Source data:

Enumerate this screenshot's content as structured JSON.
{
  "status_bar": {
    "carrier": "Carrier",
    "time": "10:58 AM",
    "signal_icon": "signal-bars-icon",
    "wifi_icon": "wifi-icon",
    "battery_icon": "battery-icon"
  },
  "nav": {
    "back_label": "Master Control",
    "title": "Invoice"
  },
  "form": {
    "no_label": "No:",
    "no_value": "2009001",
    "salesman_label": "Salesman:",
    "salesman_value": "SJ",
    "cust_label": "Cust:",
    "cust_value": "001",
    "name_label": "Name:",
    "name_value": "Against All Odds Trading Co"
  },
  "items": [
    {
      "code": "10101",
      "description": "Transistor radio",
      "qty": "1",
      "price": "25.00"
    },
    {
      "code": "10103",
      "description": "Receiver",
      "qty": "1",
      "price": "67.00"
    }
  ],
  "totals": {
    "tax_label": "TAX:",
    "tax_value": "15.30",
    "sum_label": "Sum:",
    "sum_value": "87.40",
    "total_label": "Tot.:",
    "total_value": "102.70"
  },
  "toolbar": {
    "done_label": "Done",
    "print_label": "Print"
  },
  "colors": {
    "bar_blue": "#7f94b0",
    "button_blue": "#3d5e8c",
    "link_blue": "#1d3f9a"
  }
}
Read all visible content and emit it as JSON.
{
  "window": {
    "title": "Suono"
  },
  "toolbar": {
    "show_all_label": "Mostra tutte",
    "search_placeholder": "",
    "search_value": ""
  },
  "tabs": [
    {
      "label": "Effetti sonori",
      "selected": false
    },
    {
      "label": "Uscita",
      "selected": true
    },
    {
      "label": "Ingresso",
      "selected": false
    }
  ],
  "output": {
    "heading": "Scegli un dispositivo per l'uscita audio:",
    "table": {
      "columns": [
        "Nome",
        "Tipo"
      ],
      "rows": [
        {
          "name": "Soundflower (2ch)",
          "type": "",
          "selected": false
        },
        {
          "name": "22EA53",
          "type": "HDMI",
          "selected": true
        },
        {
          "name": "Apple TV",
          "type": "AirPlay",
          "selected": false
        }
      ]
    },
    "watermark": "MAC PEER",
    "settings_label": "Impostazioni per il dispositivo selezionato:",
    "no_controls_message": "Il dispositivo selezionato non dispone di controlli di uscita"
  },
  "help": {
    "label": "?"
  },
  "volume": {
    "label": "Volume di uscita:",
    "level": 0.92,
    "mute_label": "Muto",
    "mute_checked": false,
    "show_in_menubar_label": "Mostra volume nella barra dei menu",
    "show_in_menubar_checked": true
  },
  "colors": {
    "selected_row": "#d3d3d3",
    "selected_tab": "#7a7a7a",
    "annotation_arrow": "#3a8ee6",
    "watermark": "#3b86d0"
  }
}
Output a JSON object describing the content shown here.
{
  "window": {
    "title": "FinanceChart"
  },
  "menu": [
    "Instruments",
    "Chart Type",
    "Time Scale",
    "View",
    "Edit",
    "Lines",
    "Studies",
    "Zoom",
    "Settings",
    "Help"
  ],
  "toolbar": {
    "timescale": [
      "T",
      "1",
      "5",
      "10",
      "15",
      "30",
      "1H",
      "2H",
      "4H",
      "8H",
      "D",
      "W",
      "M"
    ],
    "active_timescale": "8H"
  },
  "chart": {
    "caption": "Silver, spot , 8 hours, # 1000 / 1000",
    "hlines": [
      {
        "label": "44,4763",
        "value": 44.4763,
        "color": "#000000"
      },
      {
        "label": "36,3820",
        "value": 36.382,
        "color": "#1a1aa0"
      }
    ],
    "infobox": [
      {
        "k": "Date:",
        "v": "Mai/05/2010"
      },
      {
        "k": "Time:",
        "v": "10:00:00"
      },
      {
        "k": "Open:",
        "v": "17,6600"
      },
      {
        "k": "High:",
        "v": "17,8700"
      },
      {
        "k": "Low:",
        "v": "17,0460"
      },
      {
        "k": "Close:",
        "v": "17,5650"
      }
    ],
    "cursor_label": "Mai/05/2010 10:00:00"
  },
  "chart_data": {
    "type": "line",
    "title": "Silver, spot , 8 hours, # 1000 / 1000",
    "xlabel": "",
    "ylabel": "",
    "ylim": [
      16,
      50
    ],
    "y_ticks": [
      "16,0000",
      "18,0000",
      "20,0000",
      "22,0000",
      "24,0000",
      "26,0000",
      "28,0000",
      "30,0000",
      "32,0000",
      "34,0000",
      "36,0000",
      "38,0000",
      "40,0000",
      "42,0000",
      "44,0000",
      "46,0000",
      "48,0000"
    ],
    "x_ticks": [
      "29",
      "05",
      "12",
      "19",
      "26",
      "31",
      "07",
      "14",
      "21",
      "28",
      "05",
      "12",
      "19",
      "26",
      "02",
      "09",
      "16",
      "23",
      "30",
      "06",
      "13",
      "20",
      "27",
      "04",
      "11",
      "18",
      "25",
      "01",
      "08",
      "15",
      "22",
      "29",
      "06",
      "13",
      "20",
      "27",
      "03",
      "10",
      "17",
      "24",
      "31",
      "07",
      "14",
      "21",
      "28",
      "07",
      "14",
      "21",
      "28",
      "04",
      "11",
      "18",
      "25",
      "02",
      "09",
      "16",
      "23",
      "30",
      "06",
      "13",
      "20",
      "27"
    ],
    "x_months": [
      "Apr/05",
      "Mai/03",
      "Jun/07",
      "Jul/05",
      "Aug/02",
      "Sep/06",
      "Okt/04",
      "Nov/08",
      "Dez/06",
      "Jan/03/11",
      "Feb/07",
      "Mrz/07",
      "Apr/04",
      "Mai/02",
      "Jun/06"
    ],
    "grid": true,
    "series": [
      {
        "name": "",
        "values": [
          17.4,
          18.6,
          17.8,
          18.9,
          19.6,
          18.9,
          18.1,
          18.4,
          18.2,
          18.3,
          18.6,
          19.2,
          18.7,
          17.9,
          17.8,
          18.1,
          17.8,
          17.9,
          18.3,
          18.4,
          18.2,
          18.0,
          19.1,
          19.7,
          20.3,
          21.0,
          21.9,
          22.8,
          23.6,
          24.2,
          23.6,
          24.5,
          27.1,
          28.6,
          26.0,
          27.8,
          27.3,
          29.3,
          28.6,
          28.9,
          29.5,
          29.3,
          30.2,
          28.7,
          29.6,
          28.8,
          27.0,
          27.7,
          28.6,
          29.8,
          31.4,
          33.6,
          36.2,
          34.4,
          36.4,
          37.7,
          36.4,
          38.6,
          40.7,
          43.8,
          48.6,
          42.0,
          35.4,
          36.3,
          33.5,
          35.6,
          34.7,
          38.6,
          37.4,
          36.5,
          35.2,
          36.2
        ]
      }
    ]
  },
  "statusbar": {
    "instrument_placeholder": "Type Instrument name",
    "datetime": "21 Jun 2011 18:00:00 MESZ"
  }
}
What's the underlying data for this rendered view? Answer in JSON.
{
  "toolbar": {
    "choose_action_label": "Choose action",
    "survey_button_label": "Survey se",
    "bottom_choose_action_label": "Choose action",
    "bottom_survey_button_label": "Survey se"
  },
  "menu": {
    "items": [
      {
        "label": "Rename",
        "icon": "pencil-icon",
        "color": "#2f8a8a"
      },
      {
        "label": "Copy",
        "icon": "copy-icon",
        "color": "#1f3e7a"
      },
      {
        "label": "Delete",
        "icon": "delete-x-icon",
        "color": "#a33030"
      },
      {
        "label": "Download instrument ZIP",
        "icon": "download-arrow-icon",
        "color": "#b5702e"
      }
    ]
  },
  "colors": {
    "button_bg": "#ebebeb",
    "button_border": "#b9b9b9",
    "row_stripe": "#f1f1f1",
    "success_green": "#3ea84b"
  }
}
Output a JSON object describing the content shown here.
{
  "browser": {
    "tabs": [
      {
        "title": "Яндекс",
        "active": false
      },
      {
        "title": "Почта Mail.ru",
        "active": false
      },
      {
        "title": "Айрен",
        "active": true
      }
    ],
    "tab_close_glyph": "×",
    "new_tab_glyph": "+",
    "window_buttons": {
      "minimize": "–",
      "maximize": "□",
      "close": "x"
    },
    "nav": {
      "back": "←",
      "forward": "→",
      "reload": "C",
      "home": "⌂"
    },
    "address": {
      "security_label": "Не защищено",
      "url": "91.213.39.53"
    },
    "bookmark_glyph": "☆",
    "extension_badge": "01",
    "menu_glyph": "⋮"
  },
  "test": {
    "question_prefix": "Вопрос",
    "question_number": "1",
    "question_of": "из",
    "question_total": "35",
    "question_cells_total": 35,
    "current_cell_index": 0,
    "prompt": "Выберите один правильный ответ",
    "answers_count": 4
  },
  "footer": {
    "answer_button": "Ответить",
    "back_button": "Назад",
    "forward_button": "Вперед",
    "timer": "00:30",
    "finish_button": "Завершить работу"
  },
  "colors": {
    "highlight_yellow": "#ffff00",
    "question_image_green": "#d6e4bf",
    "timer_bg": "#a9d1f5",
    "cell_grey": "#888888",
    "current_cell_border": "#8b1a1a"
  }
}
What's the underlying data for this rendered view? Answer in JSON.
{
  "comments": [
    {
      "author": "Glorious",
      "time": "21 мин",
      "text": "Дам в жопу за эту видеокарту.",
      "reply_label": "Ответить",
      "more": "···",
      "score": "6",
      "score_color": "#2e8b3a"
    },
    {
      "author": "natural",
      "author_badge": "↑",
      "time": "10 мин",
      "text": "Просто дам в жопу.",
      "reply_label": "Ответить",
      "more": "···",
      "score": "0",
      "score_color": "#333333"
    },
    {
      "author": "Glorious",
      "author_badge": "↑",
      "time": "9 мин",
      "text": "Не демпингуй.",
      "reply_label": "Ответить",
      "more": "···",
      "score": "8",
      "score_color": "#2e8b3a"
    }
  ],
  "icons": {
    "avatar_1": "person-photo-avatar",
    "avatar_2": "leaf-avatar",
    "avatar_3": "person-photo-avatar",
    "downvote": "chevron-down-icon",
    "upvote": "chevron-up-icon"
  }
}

§ What to work on
From the listing above, collect each line in which the string "description" appears.

§ Response
      "description": "Transistor radio",
      "description": "Receiver",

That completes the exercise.